## Begin Record excerpts

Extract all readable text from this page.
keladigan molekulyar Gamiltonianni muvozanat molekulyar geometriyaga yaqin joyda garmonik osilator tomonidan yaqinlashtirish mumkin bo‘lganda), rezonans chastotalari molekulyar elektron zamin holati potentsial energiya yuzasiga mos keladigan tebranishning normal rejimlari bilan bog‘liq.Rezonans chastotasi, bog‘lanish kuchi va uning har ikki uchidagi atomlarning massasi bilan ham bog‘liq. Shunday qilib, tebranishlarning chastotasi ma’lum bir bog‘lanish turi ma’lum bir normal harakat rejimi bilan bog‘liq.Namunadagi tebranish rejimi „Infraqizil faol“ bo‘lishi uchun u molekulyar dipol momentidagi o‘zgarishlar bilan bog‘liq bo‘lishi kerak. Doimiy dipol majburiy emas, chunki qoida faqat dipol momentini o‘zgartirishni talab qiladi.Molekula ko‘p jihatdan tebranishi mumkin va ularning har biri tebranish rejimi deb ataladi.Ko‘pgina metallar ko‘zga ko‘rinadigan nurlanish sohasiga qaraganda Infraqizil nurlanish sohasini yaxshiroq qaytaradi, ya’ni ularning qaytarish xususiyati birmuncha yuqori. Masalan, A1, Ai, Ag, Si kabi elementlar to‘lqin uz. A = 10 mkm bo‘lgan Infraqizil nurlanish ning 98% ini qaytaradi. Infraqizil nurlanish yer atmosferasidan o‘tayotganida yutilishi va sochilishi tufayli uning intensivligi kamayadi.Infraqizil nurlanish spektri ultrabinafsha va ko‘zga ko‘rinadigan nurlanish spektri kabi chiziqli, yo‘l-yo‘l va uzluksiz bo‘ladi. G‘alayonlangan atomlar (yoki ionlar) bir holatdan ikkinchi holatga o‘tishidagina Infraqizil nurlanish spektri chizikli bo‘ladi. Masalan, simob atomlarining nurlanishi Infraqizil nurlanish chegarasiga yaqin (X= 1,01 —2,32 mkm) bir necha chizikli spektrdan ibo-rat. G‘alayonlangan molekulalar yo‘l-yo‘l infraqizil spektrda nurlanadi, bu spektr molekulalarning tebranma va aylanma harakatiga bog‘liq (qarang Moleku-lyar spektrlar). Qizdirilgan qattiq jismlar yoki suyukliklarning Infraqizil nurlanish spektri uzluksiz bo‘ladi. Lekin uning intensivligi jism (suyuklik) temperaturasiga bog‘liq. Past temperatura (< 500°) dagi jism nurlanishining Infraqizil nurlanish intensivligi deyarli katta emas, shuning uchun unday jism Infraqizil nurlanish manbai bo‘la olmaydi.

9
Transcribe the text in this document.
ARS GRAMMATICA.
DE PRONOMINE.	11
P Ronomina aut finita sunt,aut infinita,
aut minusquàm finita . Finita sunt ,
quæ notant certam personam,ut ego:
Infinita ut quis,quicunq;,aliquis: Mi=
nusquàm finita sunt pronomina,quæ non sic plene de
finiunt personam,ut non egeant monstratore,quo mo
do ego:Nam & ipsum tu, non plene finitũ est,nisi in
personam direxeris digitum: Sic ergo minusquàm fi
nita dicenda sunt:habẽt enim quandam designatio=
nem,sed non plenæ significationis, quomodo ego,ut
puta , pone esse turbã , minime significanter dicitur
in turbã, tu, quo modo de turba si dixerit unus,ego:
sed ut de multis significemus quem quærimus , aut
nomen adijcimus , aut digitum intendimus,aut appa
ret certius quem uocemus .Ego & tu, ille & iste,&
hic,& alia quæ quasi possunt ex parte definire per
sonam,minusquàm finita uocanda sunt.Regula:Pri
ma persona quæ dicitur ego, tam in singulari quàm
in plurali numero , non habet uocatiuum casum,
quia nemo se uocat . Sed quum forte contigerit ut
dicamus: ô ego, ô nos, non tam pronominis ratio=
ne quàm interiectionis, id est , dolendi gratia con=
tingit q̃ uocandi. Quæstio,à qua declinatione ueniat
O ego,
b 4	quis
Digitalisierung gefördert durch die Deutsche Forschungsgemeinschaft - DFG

## End Record excerpts

### Objective
Reproduce the final stretch of the data above: every line from the one holding "Transcribe the text in this document." through the end, inclusive, exactly as written and nothing else.

### Answer to this problem
Transcribe the text in this document.
ARS GRAMMATICA.
DE PRONOMINE.	11
P Ronomina aut finita sunt,aut infinita,
aut minusquàm finita . Finita sunt ,
quæ notant certam personam,ut ego:
Infinita ut quis,quicunq;,aliquis: Mi=
nusquàm finita sunt pronomina,quæ non sic plene de
finiunt personam,ut non egeant monstratore,quo mo
do ego:Nam & ipsum tu, non plene finitũ est,nisi in
personam direxeris digitum: Sic ergo minusquàm fi
nita dicenda sunt:habẽt enim quandam designatio=
nem,sed non plenæ significationis, quomodo ego,ut
puta , pone esse turbã , minime significanter dicitur
in turbã, tu, quo modo de turba si dixerit unus,ego:
sed ut de multis significemus quem quærimus , aut
nomen adijcimus , aut digitum intendimus,aut appa
ret certius quem uocemus .Ego & tu, ille & iste,&
hic,& alia quæ quasi possunt ex parte definire per
sonam,minusquàm finita uocanda sunt.Regula:Pri
ma persona quæ dicitur ego, tam in singulari quàm
in plurali numero , non habet uocatiuum casum,
quia nemo se uocat . Sed quum forte contigerit ut
dicamus: ô ego, ô nos, non tam pronominis ratio=
ne quàm interiectionis, id est , dolendi gratia con=
tingit q̃ uocandi. Quæstio,à qua declinatione ueniat
O ego,
b 4	quis
Digitalisierung gefördert durch die Deutsche Forschungsgemeinschaft - DFG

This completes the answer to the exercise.